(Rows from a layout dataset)
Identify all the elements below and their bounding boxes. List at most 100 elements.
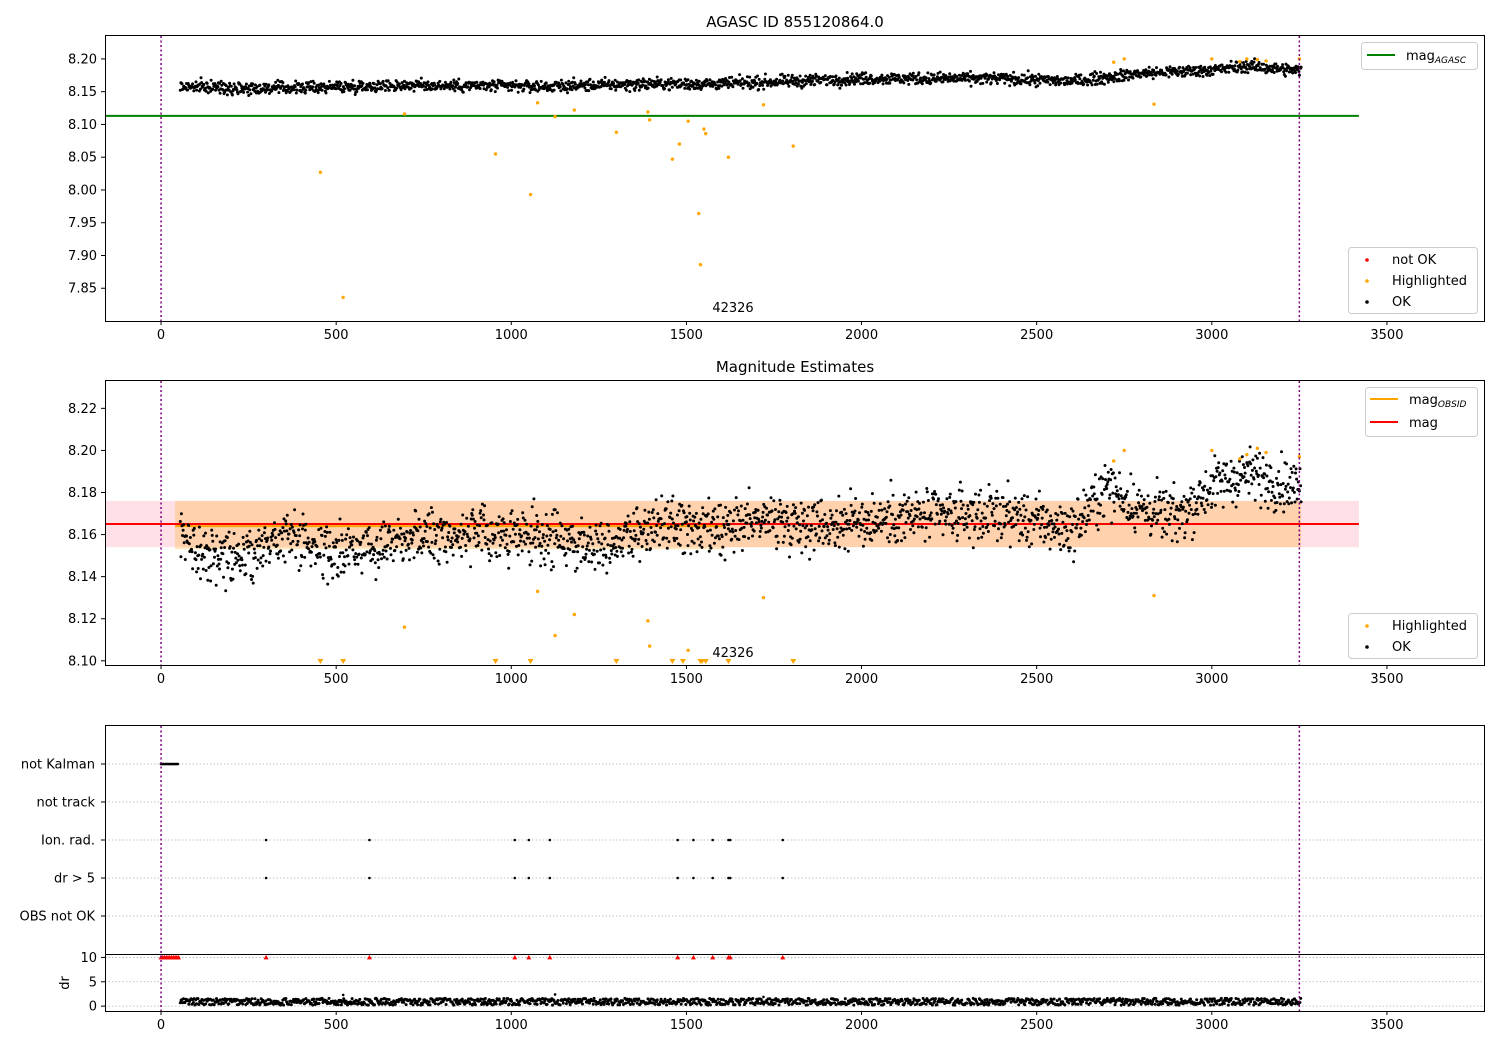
- ok-point: [1127, 503, 1131, 507]
- ok-point: [838, 86, 842, 90]
- ok-point: [920, 525, 924, 529]
- ok-point: [489, 554, 493, 558]
- ok-point: [433, 542, 437, 546]
- ok-point: [252, 547, 256, 551]
- ok-point: [652, 516, 656, 520]
- ok-point: [674, 527, 678, 531]
- ok-point: [944, 522, 948, 526]
- y-tick-label: 8.22: [68, 402, 97, 417]
- ok-point: [1262, 476, 1266, 480]
- ok-point: [246, 539, 250, 543]
- ok-point: [1189, 73, 1193, 77]
- ok-point: [1041, 507, 1045, 511]
- dr-point: [483, 997, 487, 1000]
- ok-point: [1188, 66, 1192, 70]
- ok-point: [784, 511, 788, 514]
- ok-point: [348, 88, 352, 92]
- ok-point: [367, 526, 371, 530]
- ok-point: [421, 540, 425, 544]
- ok-point: [412, 89, 416, 93]
- ok-point: [1073, 549, 1077, 553]
- ok-point: [973, 525, 977, 529]
- ok-point: [826, 525, 830, 529]
- ok-point: [1182, 494, 1186, 498]
- ok-point: [224, 84, 228, 88]
- ok-point: [1238, 459, 1241, 463]
- ok-point: [517, 544, 521, 547]
- dr-point: [742, 997, 746, 1001]
- ok-point: [1276, 483, 1280, 487]
- ok-point: [1224, 70, 1228, 74]
- ok-point: [1287, 496, 1291, 500]
- ok-point: [923, 539, 927, 543]
- ok-point: [230, 550, 234, 554]
- ok-point: [679, 528, 683, 532]
- ok-point: [590, 560, 594, 564]
- ok-point: [929, 81, 933, 85]
- ok-point: [1259, 506, 1263, 510]
- dr-point: [561, 1001, 565, 1005]
- ok-point: [692, 541, 696, 545]
- ok-point: [962, 72, 966, 76]
- ok-point: [1105, 482, 1109, 486]
- ok-point: [1121, 500, 1125, 504]
- ok-point: [688, 511, 692, 515]
- dr-point: [716, 997, 720, 1001]
- ok-point: [1201, 75, 1205, 78]
- ok-point: [695, 550, 699, 554]
- ok-point: [928, 535, 932, 539]
- highlighted-point: [646, 619, 650, 623]
- ok-point: [985, 525, 989, 529]
- ok-point: [218, 567, 221, 571]
- ok-point: [907, 496, 911, 500]
- ok-point: [859, 528, 863, 532]
- ok-point: [951, 526, 955, 530]
- ok-point: [1046, 75, 1050, 78]
- ok-point: [937, 522, 941, 526]
- ok-point: [1111, 471, 1115, 475]
- ok-point: [1255, 456, 1259, 460]
- ok-point: [633, 537, 637, 541]
- ok-point: [998, 502, 1002, 506]
- ok-point: [711, 509, 715, 513]
- ok-point: [249, 92, 253, 96]
- ok-point: [599, 548, 603, 552]
- flag-point: [711, 838, 714, 842]
- ok-point: [1247, 491, 1251, 495]
- ok-point: [609, 544, 613, 548]
- ok-point: [1087, 504, 1091, 508]
- ok-point: [424, 85, 428, 89]
- ok-point: [1062, 543, 1066, 547]
- ok-point: [898, 503, 902, 507]
- ok-point: [543, 563, 547, 567]
- ok-point: [1234, 488, 1237, 492]
- ok-point: [1216, 491, 1220, 495]
- ok-point: [279, 549, 283, 553]
- ok-point: [803, 526, 807, 530]
- ok-point: [206, 578, 210, 582]
- ok-point: [236, 92, 240, 96]
- ok-point: [1246, 464, 1250, 468]
- dr-point: [212, 1003, 216, 1007]
- ok-point: [529, 541, 533, 545]
- dr-point: [245, 1002, 249, 1005]
- ok-point: [419, 76, 423, 80]
- ok-point: [283, 560, 287, 564]
- ok-point: [823, 513, 827, 516]
- ok-point: [348, 545, 351, 549]
- ok-point: [708, 78, 712, 82]
- highlighted-point: [1122, 57, 1126, 61]
- ok-point: [342, 90, 346, 94]
- dr-point: [256, 998, 260, 1002]
- ok-point: [986, 530, 990, 533]
- ok-point: [640, 545, 644, 548]
- ok-point: [1119, 487, 1123, 491]
- ok-point: [965, 525, 969, 529]
- ok-point: [800, 551, 804, 555]
- ok-point: [344, 548, 348, 552]
- ok-point: [808, 539, 812, 543]
- ok-point: [339, 82, 343, 85]
- ok-point: [1258, 451, 1262, 455]
- ok-point: [507, 89, 511, 93]
- ok-point: [492, 80, 496, 84]
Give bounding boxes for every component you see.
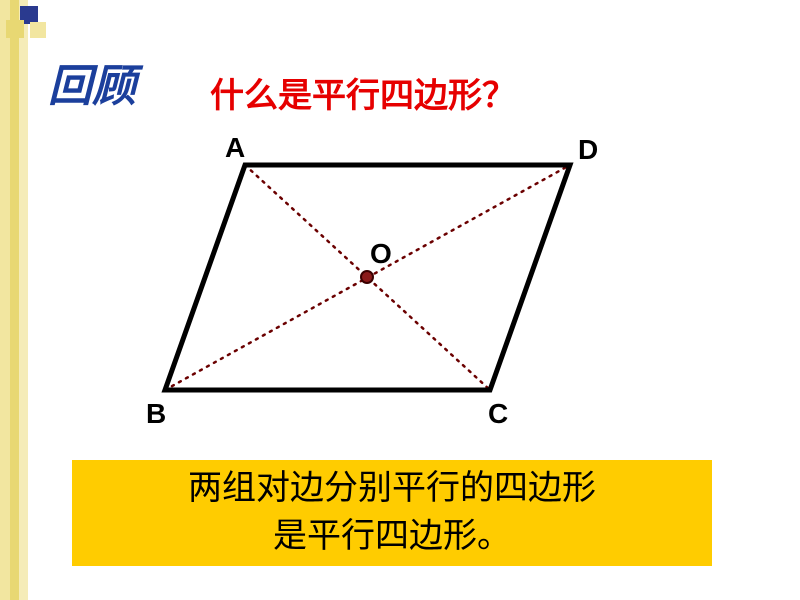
label-b: B [146, 398, 166, 430]
answer-band: 两组对边分别平行的四边形 是平行四边形。 [72, 460, 712, 566]
left-gradient-band [0, 0, 28, 600]
center-point [361, 271, 373, 283]
slide-title: 回顾 [48, 50, 136, 114]
label-c: C [488, 398, 508, 430]
answer-line-2: 是平行四边形。 [273, 513, 511, 561]
answer-line-1: 两组对边分别平行的四边形 [188, 465, 596, 513]
label-o: O [370, 238, 392, 270]
label-d: D [578, 134, 598, 166]
label-a: A [225, 132, 245, 164]
parallelogram-figure: A D B C O [150, 140, 620, 420]
slide-question: 什么是平行四边形？ [210, 68, 516, 117]
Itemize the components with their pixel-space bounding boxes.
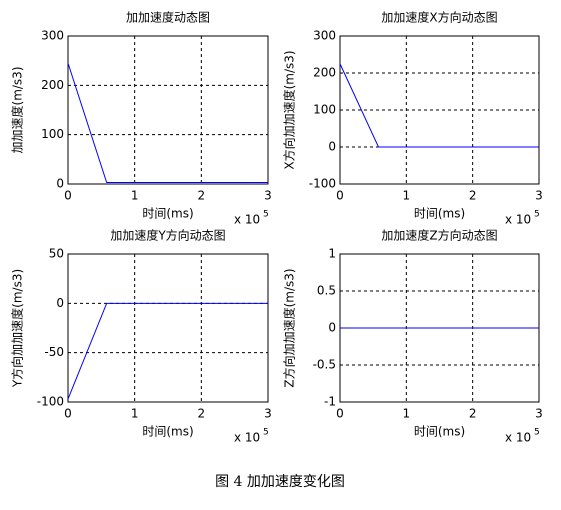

▸ STATED EXERCISE
Rewrite the lines between the one holding "- ok-point: [1127, 503, 1131, 507]" and the one holding "- ok-point: [944, 522, 948, 526]", inclusive, swapping "ok-point" for "data-point" and leaving everything else unchanged.

▸ WRITTEN SOLUTION
- data-point: [1127, 503, 1131, 507]
- data-point: [838, 86, 842, 90]
- data-point: [920, 525, 924, 529]
- data-point: [489, 554, 493, 558]
- data-point: [433, 542, 437, 546]
- data-point: [252, 547, 256, 551]
- data-point: [652, 516, 656, 520]
- data-point: [674, 527, 678, 531]
- data-point: [944, 522, 948, 526]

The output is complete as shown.